■ WHAT NEEDS TO BE DONE ■
Each line of the data below that carries the word "this" needs to be copied.
◆ ◆ ◆ ◆ ◆
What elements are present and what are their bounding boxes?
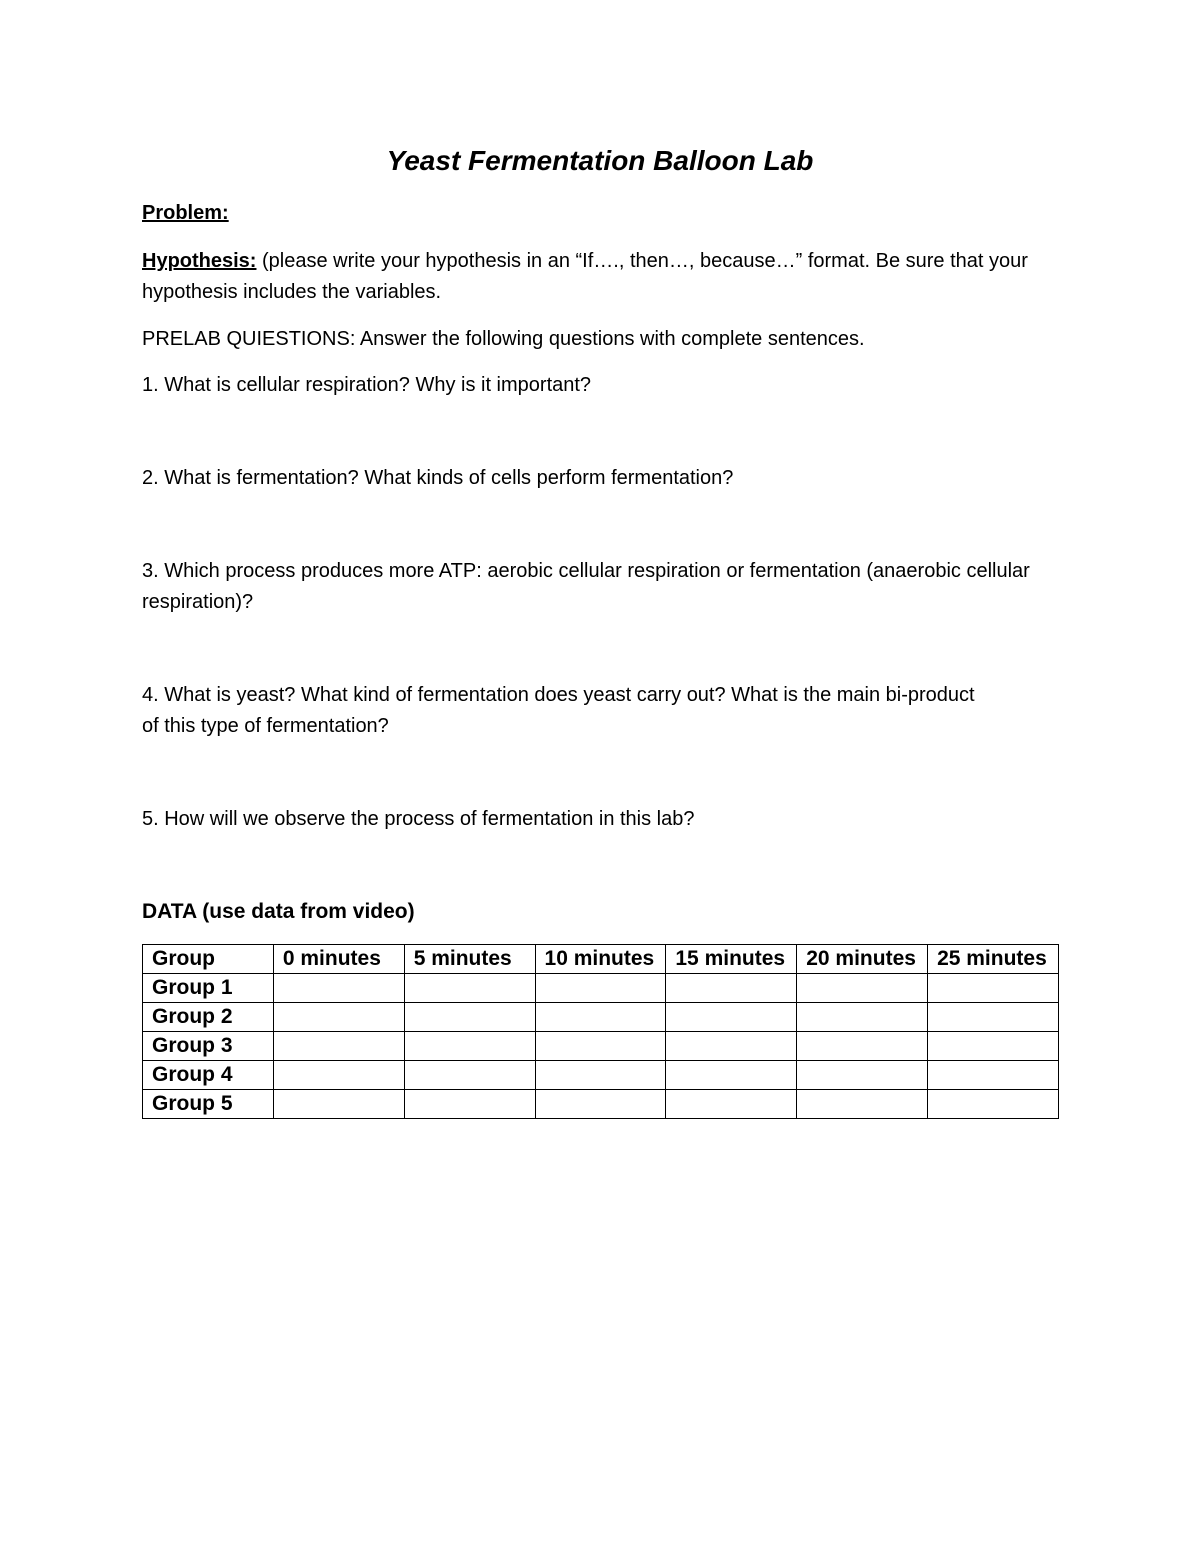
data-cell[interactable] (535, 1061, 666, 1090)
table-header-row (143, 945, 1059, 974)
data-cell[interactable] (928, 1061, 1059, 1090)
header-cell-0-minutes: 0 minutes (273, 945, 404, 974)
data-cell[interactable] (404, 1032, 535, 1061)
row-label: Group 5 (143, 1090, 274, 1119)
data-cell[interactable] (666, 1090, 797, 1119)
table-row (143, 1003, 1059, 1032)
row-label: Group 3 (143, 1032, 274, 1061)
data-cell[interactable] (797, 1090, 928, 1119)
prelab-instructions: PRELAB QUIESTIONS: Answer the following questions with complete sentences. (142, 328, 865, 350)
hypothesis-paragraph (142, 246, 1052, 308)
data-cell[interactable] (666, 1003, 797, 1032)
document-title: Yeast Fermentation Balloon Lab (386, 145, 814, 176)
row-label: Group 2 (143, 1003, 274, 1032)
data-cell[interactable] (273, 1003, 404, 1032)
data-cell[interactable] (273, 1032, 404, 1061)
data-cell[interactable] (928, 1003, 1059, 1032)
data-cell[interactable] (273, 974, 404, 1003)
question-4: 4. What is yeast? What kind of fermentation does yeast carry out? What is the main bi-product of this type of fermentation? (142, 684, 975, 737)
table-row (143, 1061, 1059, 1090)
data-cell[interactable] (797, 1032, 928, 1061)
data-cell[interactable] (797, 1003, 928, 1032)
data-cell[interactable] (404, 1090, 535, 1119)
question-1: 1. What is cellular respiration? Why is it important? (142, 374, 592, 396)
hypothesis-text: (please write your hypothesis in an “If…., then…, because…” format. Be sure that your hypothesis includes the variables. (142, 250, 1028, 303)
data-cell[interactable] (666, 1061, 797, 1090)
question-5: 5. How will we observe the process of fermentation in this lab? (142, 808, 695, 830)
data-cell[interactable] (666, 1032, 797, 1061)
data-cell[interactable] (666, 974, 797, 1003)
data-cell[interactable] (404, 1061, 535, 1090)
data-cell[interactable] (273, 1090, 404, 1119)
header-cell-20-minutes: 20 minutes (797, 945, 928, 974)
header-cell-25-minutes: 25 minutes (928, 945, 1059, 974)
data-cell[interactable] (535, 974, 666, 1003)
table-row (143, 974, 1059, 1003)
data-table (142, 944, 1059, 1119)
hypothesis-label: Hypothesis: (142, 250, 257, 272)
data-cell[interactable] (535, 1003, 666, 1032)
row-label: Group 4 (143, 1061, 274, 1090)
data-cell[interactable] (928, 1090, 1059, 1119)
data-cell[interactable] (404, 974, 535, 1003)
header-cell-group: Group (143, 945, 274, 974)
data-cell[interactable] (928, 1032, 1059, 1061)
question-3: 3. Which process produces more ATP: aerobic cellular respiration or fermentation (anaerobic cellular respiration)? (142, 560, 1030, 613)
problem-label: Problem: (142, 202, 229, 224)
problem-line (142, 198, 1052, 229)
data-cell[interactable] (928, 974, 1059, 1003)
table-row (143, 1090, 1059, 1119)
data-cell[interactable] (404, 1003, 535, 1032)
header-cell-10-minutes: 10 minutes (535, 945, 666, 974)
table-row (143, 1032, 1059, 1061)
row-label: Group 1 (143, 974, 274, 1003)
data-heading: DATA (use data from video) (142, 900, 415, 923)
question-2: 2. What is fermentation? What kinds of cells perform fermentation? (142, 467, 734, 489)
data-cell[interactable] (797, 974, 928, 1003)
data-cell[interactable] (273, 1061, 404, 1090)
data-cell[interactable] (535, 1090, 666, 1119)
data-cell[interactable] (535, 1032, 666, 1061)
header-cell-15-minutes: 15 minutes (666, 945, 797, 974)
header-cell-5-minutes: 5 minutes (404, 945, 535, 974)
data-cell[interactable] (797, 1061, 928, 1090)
◆ ◆ ◆ ◆ ◆
■ ANSWER SECTION ■
question-4: 4. What is yeast? What kind of fermentation does yeast carry out? What is the main bi-product of this type of fermentation? (142, 684, 975, 737)
question-5: 5. How will we observe the process of fermentation in this lab? (142, 808, 695, 830)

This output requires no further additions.